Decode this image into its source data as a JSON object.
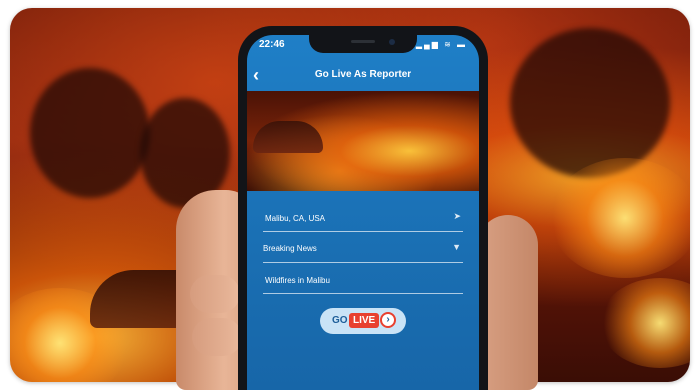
{
  "status": {
    "time": "22:46",
    "icons": "▂▄▆ ≋ ▬"
  },
  "nav": {
    "back_icon": "‹",
    "title": "Go Live As Reporter"
  },
  "form": {
    "location": {
      "value": "Malibu, CA, USA",
      "icon": "location-arrow-icon"
    },
    "category": {
      "value": "Breaking News",
      "icon": "dropdown-triangle-icon"
    },
    "headline": {
      "value": "Wildfires in Malibu"
    }
  },
  "go_live_button": {
    "go": "GO",
    "live": "LIVE",
    "arrow": "›"
  },
  "colors": {
    "primary_blue": "#1f7fc7",
    "live_red": "#e8402f",
    "button_bg": "#c9e3f6"
  }
}
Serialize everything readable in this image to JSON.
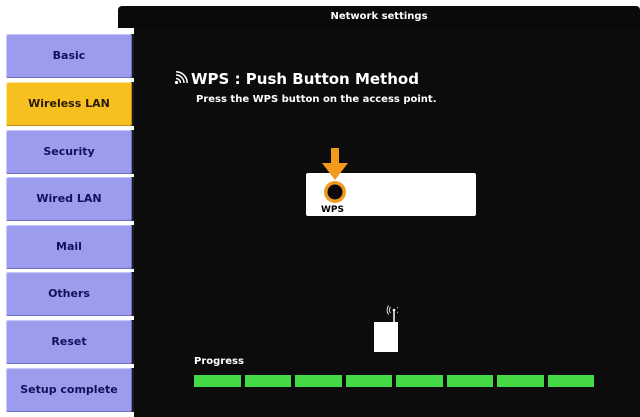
{
  "window": {
    "title": "Network settings"
  },
  "sidebar": {
    "items": [
      {
        "label": "Basic",
        "active": false
      },
      {
        "label": "Wireless LAN",
        "active": true
      },
      {
        "label": "Security",
        "active": false
      },
      {
        "label": "Wired LAN",
        "active": false
      },
      {
        "label": "Mail",
        "active": false
      },
      {
        "label": "Others",
        "active": false
      },
      {
        "label": "Reset",
        "active": false
      },
      {
        "label": "Setup complete",
        "active": false
      }
    ]
  },
  "main": {
    "title": "WPS : Push Button Method",
    "instruction": "Press the WPS button on the access point.",
    "wps_button_label": "WPS",
    "progress_label": "Progress",
    "progress": {
      "segments_total": 8,
      "segments_filled": 8,
      "fraction": 1.0
    }
  },
  "colors": {
    "sidebar_button": "#9c9cee",
    "sidebar_active": "#f6c020",
    "panel_background": "#0c0c0c",
    "progress_fill": "#45d945",
    "arrow": "#f29a1c"
  },
  "icons": {
    "title_icon": "wireless-signal-icon",
    "arrow_icon": "down-arrow-icon",
    "wps_button_icon": "wps-button-icon",
    "device_icon": "wireless-device-icon"
  }
}
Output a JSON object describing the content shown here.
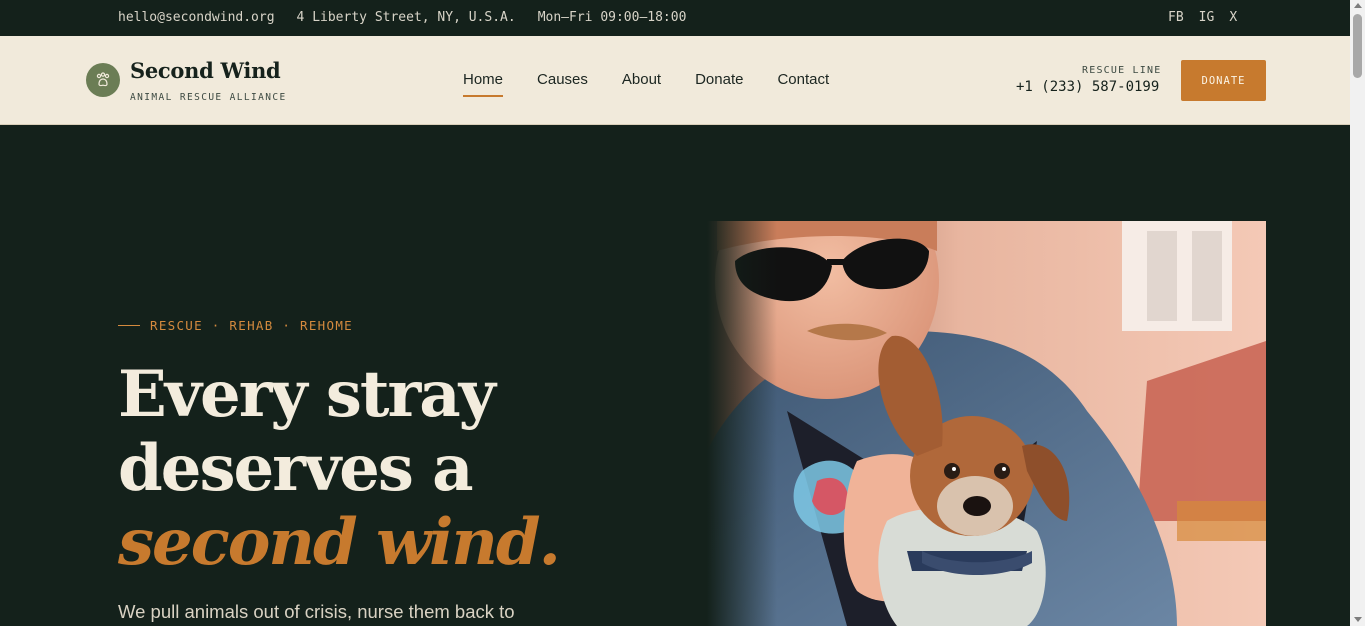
{
  "topbar": {
    "email": "hello@secondwind.org",
    "address": "4 Liberty Street, NY, U.S.A.",
    "hours": "Mon–Fri 09:00–18:00",
    "social": [
      "FB",
      "IG",
      "X"
    ]
  },
  "header": {
    "brand": "Second Wind",
    "tagline": "ANIMAL RESCUE ALLIANCE",
    "logo_icon": "paw-icon",
    "nav": [
      {
        "label": "Home",
        "active": true
      },
      {
        "label": "Causes",
        "active": false
      },
      {
        "label": "About",
        "active": false
      },
      {
        "label": "Donate",
        "active": false
      },
      {
        "label": "Contact",
        "active": false
      }
    ],
    "rescue_label": "RESCUE LINE",
    "rescue_phone": "+1 (233) 587-0199",
    "donate_button": "DONATE"
  },
  "hero": {
    "eyebrow": "RESCUE · REHAB · REHOME",
    "headline_start": "Every stray deserves a ",
    "headline_accent": "second wind.",
    "lede": "We pull animals out of crisis, nurse them back to",
    "image_alt_icon": "man-with-dog-photo"
  },
  "colors": {
    "dark": "#14211b",
    "cream": "#f1eadb",
    "accent": "#c77a2e",
    "logo_green": "#6b7d55"
  }
}
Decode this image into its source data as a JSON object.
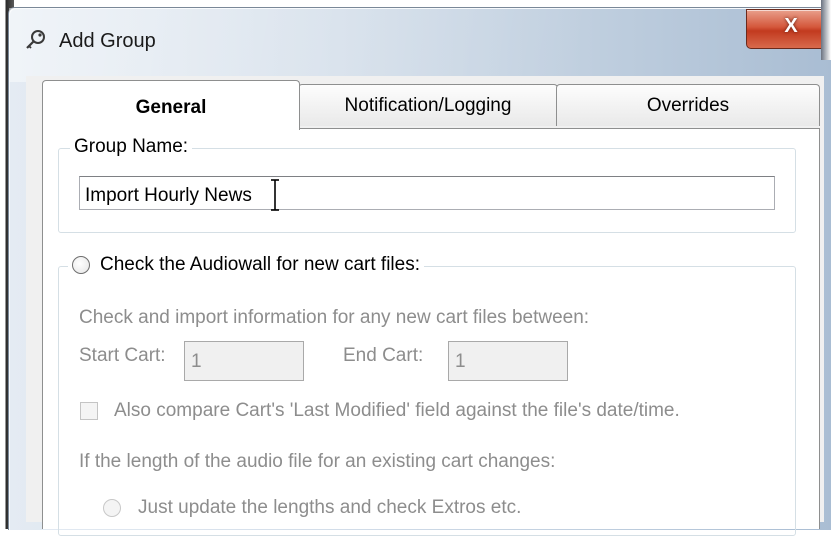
{
  "window": {
    "title": "Add Group",
    "close_glyph": "X",
    "title_icon": "key-icon"
  },
  "tabs": [
    {
      "label": "General",
      "selected": true
    },
    {
      "label": "Notification/Logging",
      "selected": false
    },
    {
      "label": "Overrides",
      "selected": false
    }
  ],
  "group_name": {
    "legend": "Group Name:",
    "value": "Import Hourly News"
  },
  "audiowall": {
    "radio_label": "Check the Audiowall for new cart files:",
    "description": "Check and import information for any new cart files between:",
    "start_cart_label": "Start Cart:",
    "start_cart_value": "1",
    "end_cart_label": "End Cart:",
    "end_cart_value": "1",
    "compare_label": "Also compare Cart's 'Last Modified' field against the file's date/time.",
    "length_change_label": "If the length of the audio file for an existing cart changes:",
    "update_option_label": "Just update the lengths and check Extros etc."
  },
  "colors": {
    "close_button": "#c8442a",
    "disabled_text": "#8d8d8d"
  }
}
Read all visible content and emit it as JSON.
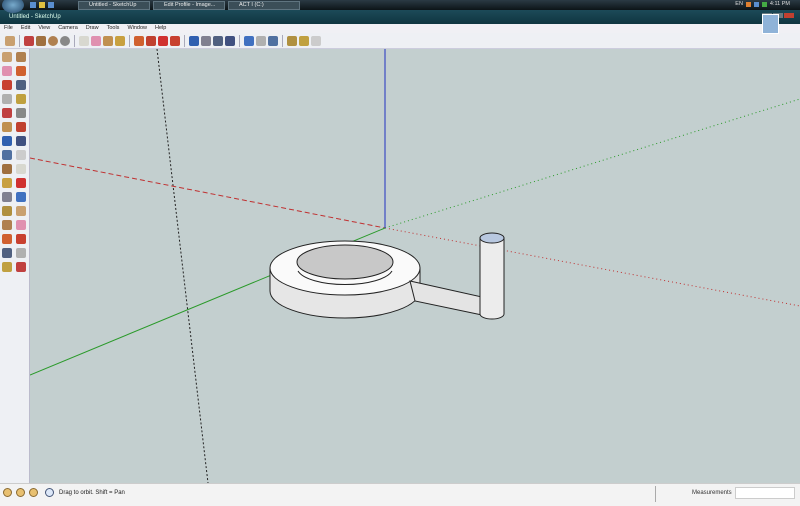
{
  "taskbar": {
    "tasks": [
      "Untitled - SketchUp",
      "Edit Profile - Image...",
      "ACT I (C:)"
    ],
    "lang": "EN",
    "clock": "4:11 PM"
  },
  "window": {
    "title": "Untitled - SketchUp"
  },
  "menu": [
    "File",
    "Edit",
    "View",
    "Camera",
    "Draw",
    "Tools",
    "Window",
    "Help"
  ],
  "toolbar_icons": [
    "select",
    "line",
    "rectangle",
    "circle",
    "arc",
    "make-component",
    "eraser",
    "tape-measure",
    "paint-bucket",
    "push-pull",
    "move",
    "rotate",
    "follow-me",
    "orbit",
    "pan",
    "zoom",
    "zoom-extents",
    "get-models",
    "share-model",
    "component-3d",
    "get-photo-texture",
    "share-component",
    "extension"
  ],
  "left_icons": [
    "select",
    "make-component",
    "paint-bucket",
    "eraser",
    "rectangle",
    "line",
    "circle",
    "arc",
    "polygon",
    "freehand",
    "move",
    "push-pull",
    "rotate",
    "follow-me",
    "scale",
    "offset",
    "tape-measure",
    "dimension",
    "protractor",
    "text",
    "axes",
    "3d-text",
    "orbit",
    "pan",
    "zoom",
    "zoom-window",
    "previous",
    "zoom-extents",
    "position-camera",
    "look-around",
    "walk",
    "section-plane"
  ],
  "colors": {
    "viewport": "#c3cfcf",
    "red_axis": "#c03030",
    "green_axis": "#2a9a2a",
    "blue_axis": "#2030c0"
  },
  "status": {
    "hint": "Drag to orbit.  Shift = Pan",
    "measurements_label": "Measurements",
    "measurements_value": ""
  }
}
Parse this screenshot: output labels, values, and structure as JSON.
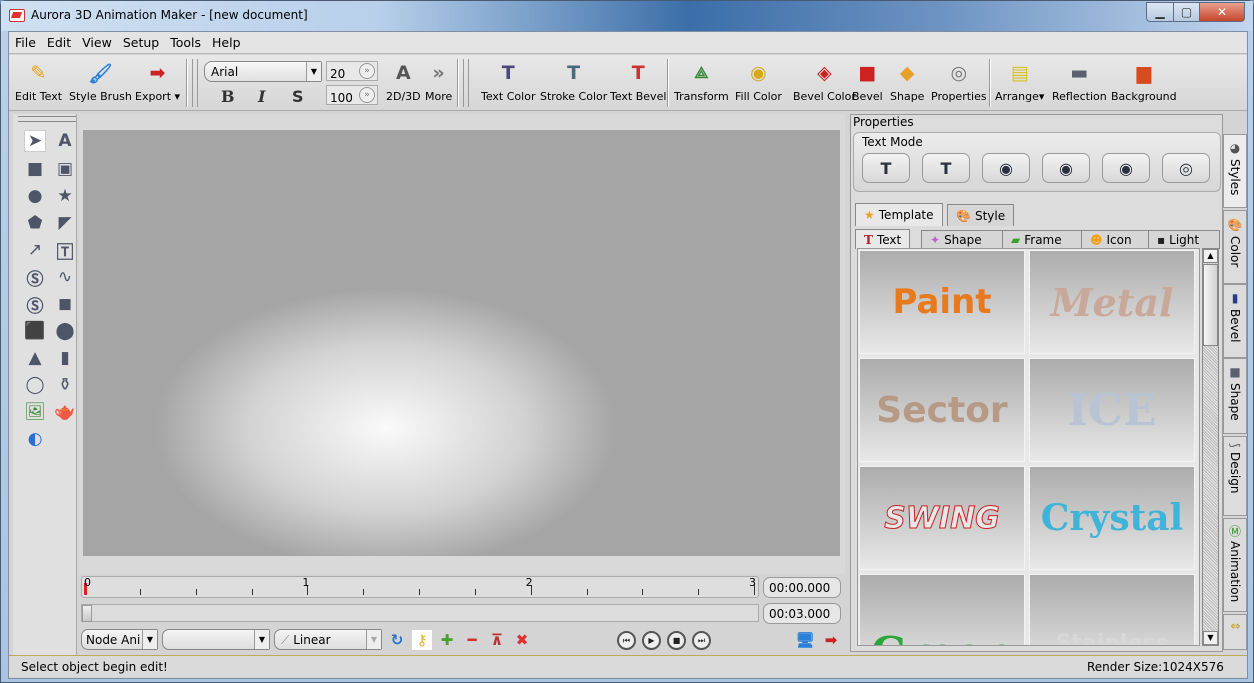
{
  "window": {
    "title": "Aurora 3D Animation Maker - [new document]"
  },
  "menu": [
    "File",
    "Edit",
    "View",
    "Setup",
    "Tools",
    "Help"
  ],
  "toolbar": {
    "edit_text": "Edit Text",
    "style_brush": "Style Brush",
    "export": "Export",
    "font": "Arial",
    "font_size": "20",
    "depth": "100",
    "bold": "B",
    "italic": "I",
    "strike": "S",
    "mode_2d3d": "2D/3D",
    "more": "More",
    "text_color": "Text Color",
    "stroke_color": "Stroke Color",
    "text_bevel": "Text Bevel",
    "transform": "Transform",
    "fill_color": "Fill Color",
    "bevel_color": "Bevel Color",
    "bevel": "Bevel",
    "shape": "Shape",
    "properties": "Properties",
    "arrange": "Arrange",
    "reflection": "Reflection",
    "background": "Background"
  },
  "timeline": {
    "labels": [
      "0",
      "1",
      "2",
      "3"
    ],
    "current_time": "00:00.000",
    "total_time": "00:03.000",
    "anim_type": "Node Ani",
    "anim_target": "",
    "interpolation": "Linear"
  },
  "status": {
    "message": "Select object begin edit!",
    "render_size": "Render Size:1024X576"
  },
  "properties": {
    "title": "Properties",
    "text_mode_label": "Text Mode",
    "tabs": [
      "Template",
      "Style"
    ],
    "subtabs": [
      "Text",
      "Shape",
      "Frame",
      "Icon",
      "Light"
    ],
    "templates": [
      {
        "label": "Paint",
        "color": "#e87a1e"
      },
      {
        "label": "Metal",
        "color": "#c8a898"
      },
      {
        "label": "Sector",
        "color": "#b79a86"
      },
      {
        "label": "ICE",
        "color": "#b8c4d4"
      },
      {
        "label": "SWING",
        "color": "#e8e8e8"
      },
      {
        "label": "Crystal",
        "color": "#3fb4d8"
      },
      {
        "label": "Green",
        "color": "#2aa63a"
      },
      {
        "label": "Stainless Steel",
        "color": "#d8d8d8"
      }
    ]
  },
  "side_tabs": [
    "Styles",
    "Color",
    "Bevel",
    "Shape",
    "Design",
    "Animation"
  ]
}
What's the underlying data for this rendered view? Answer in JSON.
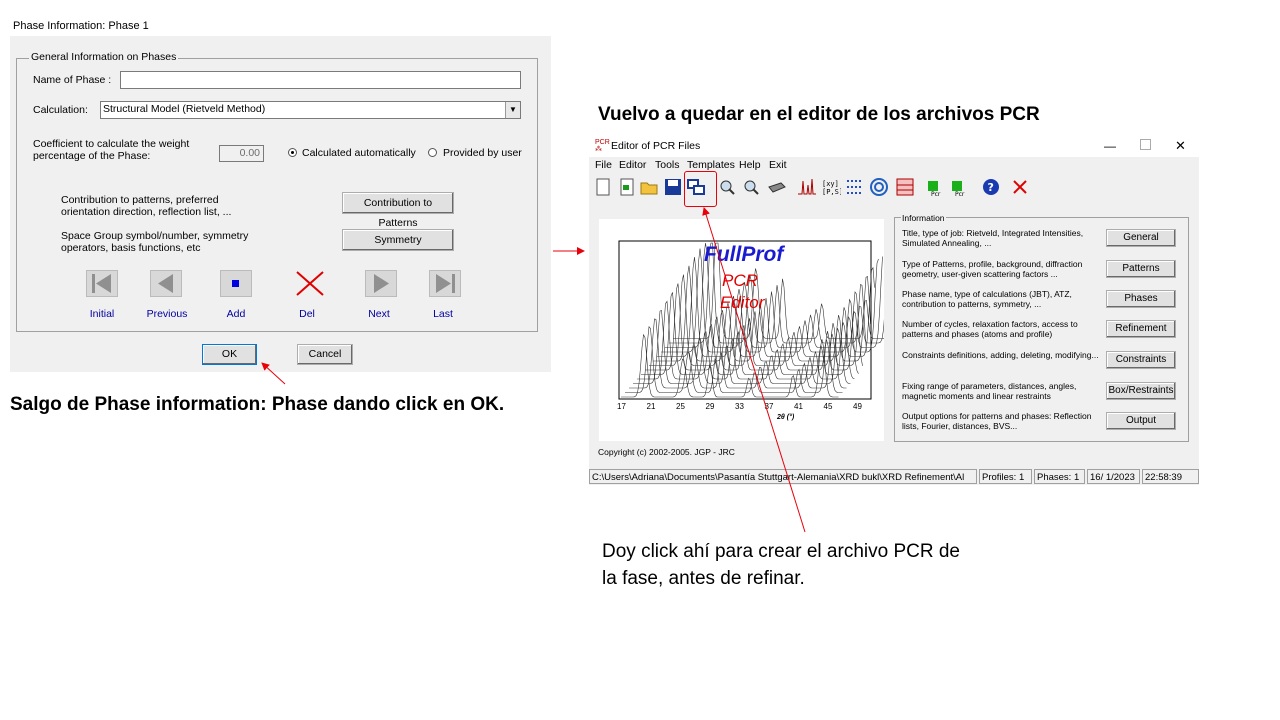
{
  "phase_dialog": {
    "title": "Phase Information: Phase 1",
    "group_title": "General Information on Phases",
    "name_label": "Name of Phase :",
    "name_value": "",
    "calc_label": "Calculation:",
    "calc_value": "Structural Model (Rietveld Method)",
    "coef_label_1": "Coefficient to calculate the weight",
    "coef_label_2": "percentage of the Phase:",
    "coef_value": "0.00",
    "radio_auto": "Calculated automatically",
    "radio_user": "Provided by user",
    "contrib_text_1": "Contribution to patterns, preferred",
    "contrib_text_2": "orientation direction, reflection list, ...",
    "contrib_button": "Contribution to Patterns",
    "sg_text_1": "Space Group symbol/number, symmetry",
    "sg_text_2": "operators, basis functions, etc",
    "sym_button": "Symmetry",
    "nav": [
      "Initial",
      "Previous",
      "Add",
      "Del",
      "Next",
      "Last"
    ],
    "ok": "OK",
    "cancel": "Cancel"
  },
  "annotations": {
    "left_caption": "Salgo de Phase information: Phase dando click en OK.",
    "right_caption": "Vuelvo a quedar en el editor de los archivos PCR",
    "note_line1": "Doy click ahí para crear el archivo PCR de",
    "note_line2": "la fase, antes de refinar."
  },
  "pcr_editor": {
    "title": "Editor of PCR Files",
    "menu": [
      "File",
      "Editor",
      "Tools",
      "Templates",
      "Help",
      "Exit"
    ],
    "splash": {
      "brand": "FullProf",
      "sub1": "PCR",
      "sub2": "Editor",
      "x_ticks": [
        "17",
        "21",
        "25",
        "29",
        "33",
        "37",
        "41",
        "45",
        "49"
      ],
      "x_label": "2θ (°)"
    },
    "copyright": "Copyright (c) 2002-2005. JGP - JRC",
    "info_title": "Information",
    "info": [
      {
        "text": "Title, type of job: Rietveld, Integrated Intensities, Simulated Annealing, ...",
        "button": "General"
      },
      {
        "text": "Type of Patterns, profile, background, diffraction geometry, user-given scattering factors ...",
        "button": "Patterns"
      },
      {
        "text": "Phase name, type of calculations (JBT), ATZ, contribution to patterns, symmetry, ...",
        "button": "Phases"
      },
      {
        "text": "Number of cycles, relaxation factors, access to patterns and phases (atoms and profile)",
        "button": "Refinement"
      },
      {
        "text": "Constraints definitions, adding, deleting, modifying...",
        "button": "Constraints"
      },
      {
        "text": "Fixing range of parameters, distances, angles, magnetic moments and linear restraints",
        "button": "Box/Restraints"
      },
      {
        "text": "Output options for patterns and phases: Reflection lists, Fourier, distances, BVS...",
        "button": "Output"
      }
    ],
    "status": {
      "path": "C:\\Users\\Adriana\\Documents\\Pasantía Stuttgart-Alemania\\XRD bukl\\XRD Refinement\\Al",
      "profiles": "Profiles: 1",
      "phases": "Phases: 1",
      "date": "16/ 1/2023",
      "time": "22:58:39"
    }
  },
  "colors": {
    "annotation_red": "#e8000b",
    "fullprof_blue": "#1a1ad0",
    "splash_red": "#e00000"
  }
}
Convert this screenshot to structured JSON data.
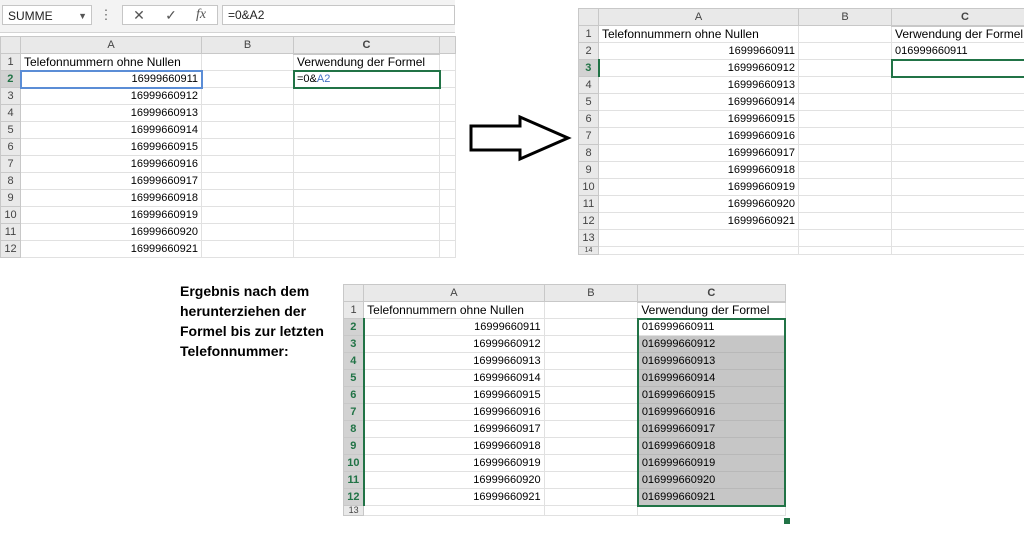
{
  "formula_bar": {
    "name_box": "SUMME",
    "dots": "⋮",
    "cancel": "✕",
    "enter": "✓",
    "fx": "fx",
    "formula": "=0&A2"
  },
  "columns": {
    "a": "A",
    "b": "B",
    "c": "C"
  },
  "header_a": "Telefonnummern ohne Nullen",
  "header_c": "Verwendung der Formel",
  "row_numbers": [
    "1",
    "2",
    "3",
    "4",
    "5",
    "6",
    "7",
    "8",
    "9",
    "10",
    "11",
    "12",
    "13",
    "14"
  ],
  "phone_numbers": [
    "16999660911",
    "16999660912",
    "16999660913",
    "16999660914",
    "16999660915",
    "16999660916",
    "16999660917",
    "16999660918",
    "16999660919",
    "16999660920",
    "16999660921"
  ],
  "formula_entry": {
    "prefix": "=0&",
    "ref": "A2"
  },
  "result_first": "016999660911",
  "results": [
    "016999660911",
    "016999660912",
    "016999660913",
    "016999660914",
    "016999660915",
    "016999660916",
    "016999660917",
    "016999660918",
    "016999660919",
    "016999660920",
    "016999660921"
  ],
  "caption": "Ergebnis nach dem herunterziehen der Formel bis zur letzten Telefonnummer:",
  "colors": {
    "excel_green": "#217346",
    "fill_gray": "#c6c6c6",
    "ref_blue": "#4472c4"
  },
  "icons": [
    "dropdown-caret-icon",
    "cancel-icon",
    "enter-icon",
    "function-icon",
    "right-arrow-icon",
    "fill-handle-icon"
  ]
}
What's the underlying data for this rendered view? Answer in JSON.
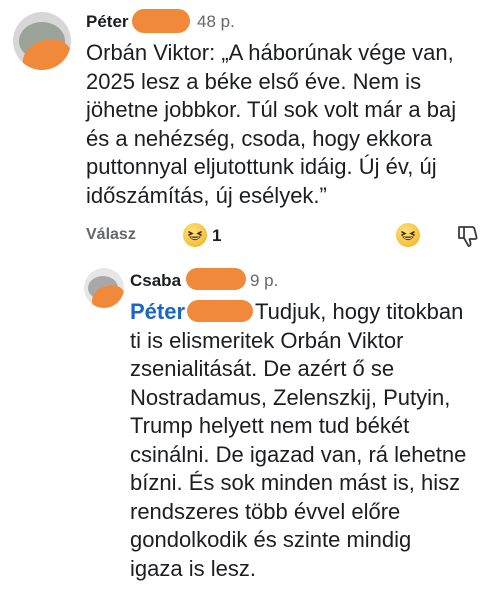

WHAT THIS TASK INVOLVES.
Each line from the one that contains "Convert this screenshot" to the end of the listing must be quoted exactly; no other line and no picture belongs in the copy.

SOLUTION FOR THIS TASK.
Convert this screenshot to structured JSON data.
{
  "formula_bar": {
    "name_box": "SUMME",
    "dots": "⋮",
    "cancel": "✕",
    "enter": "✓",
    "fx": "fx",
    "formula": "=0&A2"
  },
  "columns": {
    "a": "A",
    "b": "B",
    "c": "C"
  },
  "header_a": "Telefonnummern ohne Nullen",
  "header_c": "Verwendung der Formel",
  "row_numbers": [
    "1",
    "2",
    "3",
    "4",
    "5",
    "6",
    "7",
    "8",
    "9",
    "10",
    "11",
    "12",
    "13",
    "14"
  ],
  "phone_numbers": [
    "16999660911",
    "16999660912",
    "16999660913",
    "16999660914",
    "16999660915",
    "16999660916",
    "16999660917",
    "16999660918",
    "16999660919",
    "16999660920",
    "16999660921"
  ],
  "formula_entry": {
    "prefix": "=0&",
    "ref": "A2"
  },
  "result_first": "016999660911",
  "results": [
    "016999660911",
    "016999660912",
    "016999660913",
    "016999660914",
    "016999660915",
    "016999660916",
    "016999660917",
    "016999660918",
    "016999660919",
    "016999660920",
    "016999660921"
  ],
  "caption": "Ergebnis nach dem herunterziehen der Formel bis zur letzten Telefonnummer:",
  "colors": {
    "excel_green": "#217346",
    "fill_gray": "#c6c6c6",
    "ref_blue": "#4472c4"
  },
  "icons": [
    "dropdown-caret-icon",
    "cancel-icon",
    "enter-icon",
    "function-icon",
    "right-arrow-icon",
    "fill-handle-icon"
  ]
}
What's the underlying data for this rendered view? Answer in JSON.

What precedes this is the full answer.